GOAL
Provide the data again in its entirety, exactly as given.

** Start LISTING **

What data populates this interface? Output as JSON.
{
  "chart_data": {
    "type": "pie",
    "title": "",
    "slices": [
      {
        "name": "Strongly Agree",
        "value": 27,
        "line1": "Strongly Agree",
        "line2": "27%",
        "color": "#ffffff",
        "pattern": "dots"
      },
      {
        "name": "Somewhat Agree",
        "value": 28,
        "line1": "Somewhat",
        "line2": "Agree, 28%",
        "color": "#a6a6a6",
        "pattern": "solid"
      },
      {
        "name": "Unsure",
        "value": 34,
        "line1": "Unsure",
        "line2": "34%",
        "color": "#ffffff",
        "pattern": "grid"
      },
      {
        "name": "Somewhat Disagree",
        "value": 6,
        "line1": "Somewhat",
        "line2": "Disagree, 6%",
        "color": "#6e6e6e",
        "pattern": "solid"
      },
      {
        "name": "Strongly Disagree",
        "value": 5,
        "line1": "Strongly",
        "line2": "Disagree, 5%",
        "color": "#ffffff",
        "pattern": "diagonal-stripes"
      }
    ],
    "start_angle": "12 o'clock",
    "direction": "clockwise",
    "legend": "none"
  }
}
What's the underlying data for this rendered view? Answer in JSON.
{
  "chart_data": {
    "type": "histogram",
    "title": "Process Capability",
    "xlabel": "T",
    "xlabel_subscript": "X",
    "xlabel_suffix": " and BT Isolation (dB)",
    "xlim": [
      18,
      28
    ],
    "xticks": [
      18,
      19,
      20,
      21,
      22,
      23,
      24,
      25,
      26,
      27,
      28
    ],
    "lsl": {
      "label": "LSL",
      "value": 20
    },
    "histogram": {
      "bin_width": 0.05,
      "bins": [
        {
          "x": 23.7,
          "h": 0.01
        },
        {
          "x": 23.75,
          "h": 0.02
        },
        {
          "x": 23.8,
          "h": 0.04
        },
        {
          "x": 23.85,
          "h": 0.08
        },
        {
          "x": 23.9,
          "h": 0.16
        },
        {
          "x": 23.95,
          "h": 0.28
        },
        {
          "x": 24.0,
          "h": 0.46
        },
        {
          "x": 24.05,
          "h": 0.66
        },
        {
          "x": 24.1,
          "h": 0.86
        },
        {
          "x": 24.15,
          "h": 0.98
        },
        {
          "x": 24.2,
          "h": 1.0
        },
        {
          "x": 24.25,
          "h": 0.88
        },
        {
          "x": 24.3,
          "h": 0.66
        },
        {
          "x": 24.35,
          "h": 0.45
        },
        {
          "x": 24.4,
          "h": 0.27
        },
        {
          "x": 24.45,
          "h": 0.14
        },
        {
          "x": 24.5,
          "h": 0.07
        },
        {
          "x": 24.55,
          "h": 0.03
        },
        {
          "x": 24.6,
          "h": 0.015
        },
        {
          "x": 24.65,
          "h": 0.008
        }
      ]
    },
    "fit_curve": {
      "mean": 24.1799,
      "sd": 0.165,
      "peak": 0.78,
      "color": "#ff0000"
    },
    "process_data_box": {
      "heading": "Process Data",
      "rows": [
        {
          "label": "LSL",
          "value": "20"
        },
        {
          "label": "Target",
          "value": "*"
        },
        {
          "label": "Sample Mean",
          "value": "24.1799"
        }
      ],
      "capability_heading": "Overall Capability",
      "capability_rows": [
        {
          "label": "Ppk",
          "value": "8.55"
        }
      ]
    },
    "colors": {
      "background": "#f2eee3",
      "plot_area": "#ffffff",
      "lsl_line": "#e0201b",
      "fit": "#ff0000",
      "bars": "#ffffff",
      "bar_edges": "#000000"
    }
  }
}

** End LISTING **

REPLY TO THE TASK
What data populates this interface? Output as JSON.
{
  "chart_data": {
    "type": "pie",
    "title": "",
    "slices": [
      {
        "name": "Strongly Agree",
        "value": 27,
        "line1": "Strongly Agree",
        "line2": "27%",
        "color": "#ffffff",
        "pattern": "dots"
      },
      {
        "name": "Somewhat Agree",
        "value": 28,
        "line1": "Somewhat",
        "line2": "Agree, 28%",
        "color": "#a6a6a6",
        "pattern": "solid"
      },
      {
        "name": "Unsure",
        "value": 34,
        "line1": "Unsure",
        "line2": "34%",
        "color": "#ffffff",
        "pattern": "grid"
      },
      {
        "name": "Somewhat Disagree",
        "value": 6,
        "line1": "Somewhat",
        "line2": "Disagree, 6%",
        "color": "#6e6e6e",
        "pattern": "solid"
      },
      {
        "name": "Strongly Disagree",
        "value": 5,
        "line1": "Strongly",
        "line2": "Disagree, 5%",
        "color": "#ffffff",
        "pattern": "diagonal-stripes"
      }
    ],
    "start_angle": "12 o'clock",
    "direction": "clockwise",
    "legend": "none"
  }
}
What's the underlying data for this rendered view? Answer in JSON.
{
  "chart_data": {
    "type": "histogram",
    "title": "Process Capability",
    "xlabel": "T",
    "xlabel_subscript": "X",
    "xlabel_suffix": " and BT Isolation (dB)",
    "xlim": [
      18,
      28
    ],
    "xticks": [
      18,
      19,
      20,
      21,
      22,
      23,
      24,
      25,
      26,
      27,
      28
    ],
    "lsl": {
      "label": "LSL",
      "value": 20
    },
    "histogram": {
      "bin_width": 0.05,
      "bins": [
        {
          "x": 23.7,
          "h": 0.01
        },
        {
          "x": 23.75,
          "h": 0.02
        },
        {
          "x": 23.8,
          "h": 0.04
        },
        {
          "x": 23.85,
          "h": 0.08
        },
        {
          "x": 23.9,
          "h": 0.16
        },
        {
          "x": 23.95,
          "h": 0.28
        },
        {
          "x": 24.0,
          "h": 0.46
        },
        {
          "x": 24.05,
          "h": 0.66
        },
        {
          "x": 24.1,
          "h": 0.86
        },
        {
          "x": 24.15,
          "h": 0.98
        },
        {
          "x": 24.2,
          "h": 1.0
        },
        {
          "x": 24.25,
          "h": 0.88
        },
        {
          "x": 24.3,
          "h": 0.66
        },
        {
          "x": 24.35,
          "h": 0.45
        },
        {
          "x": 24.4,
          "h": 0.27
        },
        {
          "x": 24.45,
          "h": 0.14
        },
        {
          "x": 24.5,
          "h": 0.07
        },
        {
          "x": 24.55,
          "h": 0.03
        },
        {
          "x": 24.6,
          "h": 0.015
        },
        {
          "x": 24.65,
          "h": 0.008
        }
      ]
    },
    "fit_curve": {
      "mean": 24.1799,
      "sd": 0.165,
      "peak": 0.78,
      "color": "#ff0000"
    },
    "process_data_box": {
      "heading": "Process Data",
      "rows": [
        {
          "label": "LSL",
          "value": "20"
        },
        {
          "label": "Target",
          "value": "*"
        },
        {
          "label": "Sample Mean",
          "value": "24.1799"
        }
      ],
      "capability_heading": "Overall Capability",
      "capability_rows": [
        {
          "label": "Ppk",
          "value": "8.55"
        }
      ]
    },
    "colors": {
      "background": "#f2eee3",
      "plot_area": "#ffffff",
      "lsl_line": "#e0201b",
      "fit": "#ff0000",
      "bars": "#ffffff",
      "bar_edges": "#000000"
    }
  }
}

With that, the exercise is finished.